Reproduce all of the data below without alteration; exclude every picture.

▶ [Supplied entries]
◇ ◇ ◇
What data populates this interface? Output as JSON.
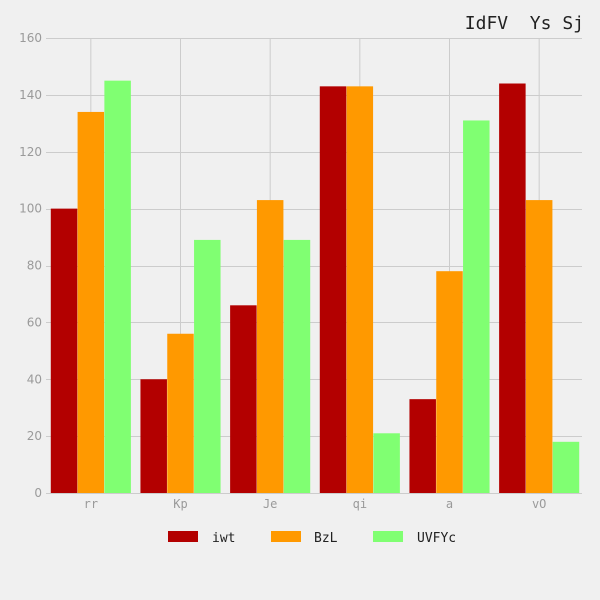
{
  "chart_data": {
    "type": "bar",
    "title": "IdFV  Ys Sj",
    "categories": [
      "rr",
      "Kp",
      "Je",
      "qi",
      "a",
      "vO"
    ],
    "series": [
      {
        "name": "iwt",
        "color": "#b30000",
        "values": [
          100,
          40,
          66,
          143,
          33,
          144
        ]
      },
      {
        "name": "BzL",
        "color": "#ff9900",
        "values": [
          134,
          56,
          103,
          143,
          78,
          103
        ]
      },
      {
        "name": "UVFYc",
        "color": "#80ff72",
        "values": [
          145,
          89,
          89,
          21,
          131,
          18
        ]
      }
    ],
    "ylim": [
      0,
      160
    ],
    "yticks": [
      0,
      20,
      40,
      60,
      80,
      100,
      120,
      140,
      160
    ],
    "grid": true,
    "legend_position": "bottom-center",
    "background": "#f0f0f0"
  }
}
◇ ◇ ◇
▶ [Task answer]
What data populates this interface? Output as JSON.
{
  "chart_data": {
    "type": "bar",
    "title": "IdFV  Ys Sj",
    "categories": [
      "rr",
      "Kp",
      "Je",
      "qi",
      "a",
      "vO"
    ],
    "series": [
      {
        "name": "iwt",
        "color": "#b30000",
        "values": [
          100,
          40,
          66,
          143,
          33,
          144
        ]
      },
      {
        "name": "BzL",
        "color": "#ff9900",
        "values": [
          134,
          56,
          103,
          143,
          78,
          103
        ]
      },
      {
        "name": "UVFYc",
        "color": "#80ff72",
        "values": [
          145,
          89,
          89,
          21,
          131,
          18
        ]
      }
    ],
    "ylim": [
      0,
      160
    ],
    "yticks": [
      0,
      20,
      40,
      60,
      80,
      100,
      120,
      140,
      160
    ],
    "grid": true,
    "legend_position": "bottom-center",
    "background": "#f0f0f0"
  }
}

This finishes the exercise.